▶ [WHAT TO WORK ON] Please repeat the lines from the first one through the one containing "row-text bbox=[37, 278, 374, 408]", including both.
### MATERIALS PROVIDED ###
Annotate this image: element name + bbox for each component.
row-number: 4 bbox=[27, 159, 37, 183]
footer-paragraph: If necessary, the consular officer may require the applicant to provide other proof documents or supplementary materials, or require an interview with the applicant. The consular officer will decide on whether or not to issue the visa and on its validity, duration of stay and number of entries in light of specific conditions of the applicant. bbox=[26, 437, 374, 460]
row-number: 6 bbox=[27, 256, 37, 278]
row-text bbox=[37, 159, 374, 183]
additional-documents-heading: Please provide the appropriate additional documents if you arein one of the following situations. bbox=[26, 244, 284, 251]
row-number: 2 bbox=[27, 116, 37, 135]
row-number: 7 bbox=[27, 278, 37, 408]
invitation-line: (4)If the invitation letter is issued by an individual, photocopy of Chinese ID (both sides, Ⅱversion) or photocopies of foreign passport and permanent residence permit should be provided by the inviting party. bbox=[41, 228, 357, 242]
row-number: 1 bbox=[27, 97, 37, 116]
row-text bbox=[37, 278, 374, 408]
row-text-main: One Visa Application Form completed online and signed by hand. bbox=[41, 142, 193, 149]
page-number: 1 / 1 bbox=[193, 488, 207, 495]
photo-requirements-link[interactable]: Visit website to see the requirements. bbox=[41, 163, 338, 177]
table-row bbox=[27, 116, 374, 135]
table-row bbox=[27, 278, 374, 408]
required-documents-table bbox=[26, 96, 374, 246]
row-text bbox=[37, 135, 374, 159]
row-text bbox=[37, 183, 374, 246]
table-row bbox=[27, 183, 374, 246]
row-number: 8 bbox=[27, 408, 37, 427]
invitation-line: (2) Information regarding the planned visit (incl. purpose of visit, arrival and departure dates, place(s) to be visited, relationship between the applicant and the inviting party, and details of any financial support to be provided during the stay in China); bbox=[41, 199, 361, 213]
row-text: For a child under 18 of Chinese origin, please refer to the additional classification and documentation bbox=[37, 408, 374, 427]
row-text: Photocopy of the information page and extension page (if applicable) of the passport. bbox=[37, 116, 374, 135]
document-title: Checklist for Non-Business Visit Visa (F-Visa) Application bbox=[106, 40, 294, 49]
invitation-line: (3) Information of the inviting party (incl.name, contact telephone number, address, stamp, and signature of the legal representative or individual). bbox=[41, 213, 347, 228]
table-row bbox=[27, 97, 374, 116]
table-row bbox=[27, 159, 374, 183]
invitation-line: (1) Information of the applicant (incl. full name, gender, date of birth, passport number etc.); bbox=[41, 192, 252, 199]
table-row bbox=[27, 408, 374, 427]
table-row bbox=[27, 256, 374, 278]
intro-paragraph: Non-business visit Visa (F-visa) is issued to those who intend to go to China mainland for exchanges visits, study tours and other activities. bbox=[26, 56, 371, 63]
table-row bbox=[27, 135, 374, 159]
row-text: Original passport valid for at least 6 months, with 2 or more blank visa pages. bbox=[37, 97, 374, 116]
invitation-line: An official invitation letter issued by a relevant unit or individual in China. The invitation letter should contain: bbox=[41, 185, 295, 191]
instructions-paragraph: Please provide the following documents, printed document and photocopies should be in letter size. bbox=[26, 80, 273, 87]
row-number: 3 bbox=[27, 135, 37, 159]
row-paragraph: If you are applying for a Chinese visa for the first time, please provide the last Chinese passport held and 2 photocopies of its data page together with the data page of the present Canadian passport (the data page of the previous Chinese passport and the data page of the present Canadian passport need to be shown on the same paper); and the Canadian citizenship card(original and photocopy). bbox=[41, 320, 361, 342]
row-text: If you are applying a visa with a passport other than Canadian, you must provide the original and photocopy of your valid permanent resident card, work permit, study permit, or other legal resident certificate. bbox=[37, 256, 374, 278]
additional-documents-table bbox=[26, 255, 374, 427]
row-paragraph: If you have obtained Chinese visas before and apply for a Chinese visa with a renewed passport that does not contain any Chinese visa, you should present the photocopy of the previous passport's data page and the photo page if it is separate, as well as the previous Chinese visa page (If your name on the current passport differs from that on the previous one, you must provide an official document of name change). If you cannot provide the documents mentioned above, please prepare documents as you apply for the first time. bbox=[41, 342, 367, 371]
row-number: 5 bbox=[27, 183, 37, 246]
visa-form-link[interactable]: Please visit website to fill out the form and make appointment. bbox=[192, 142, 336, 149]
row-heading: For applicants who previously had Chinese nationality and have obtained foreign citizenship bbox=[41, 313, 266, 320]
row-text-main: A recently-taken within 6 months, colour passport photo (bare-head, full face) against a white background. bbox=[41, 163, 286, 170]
###
▶ [EXERCISE OUTPUT]
Annotate this image: element name + bbox for each component.
row-number: 4 bbox=[27, 159, 37, 183]
footer-paragraph: If necessary, the consular officer may require the applicant to provide other proof documents or supplementary materials, or require an interview with the applicant. The consular officer will decide on whether or not to issue the visa and on its validity, duration of stay and number of entries in light of specific conditions of the applicant. bbox=[26, 437, 374, 460]
row-number: 6 bbox=[27, 256, 37, 278]
row-text bbox=[37, 159, 374, 183]
additional-documents-heading: Please provide the appropriate additional documents if you arein one of the following situations. bbox=[26, 244, 284, 251]
row-number: 2 bbox=[27, 116, 37, 135]
row-number: 7 bbox=[27, 278, 37, 408]
invitation-line: (4)If the invitation letter is issued by an individual, photocopy of Chinese ID (both sides, Ⅱversion) or photocopies of foreign passport and permanent residence permit should be provided by the inviting party. bbox=[41, 228, 357, 242]
row-number: 1 bbox=[27, 97, 37, 116]
row-text bbox=[37, 278, 374, 408]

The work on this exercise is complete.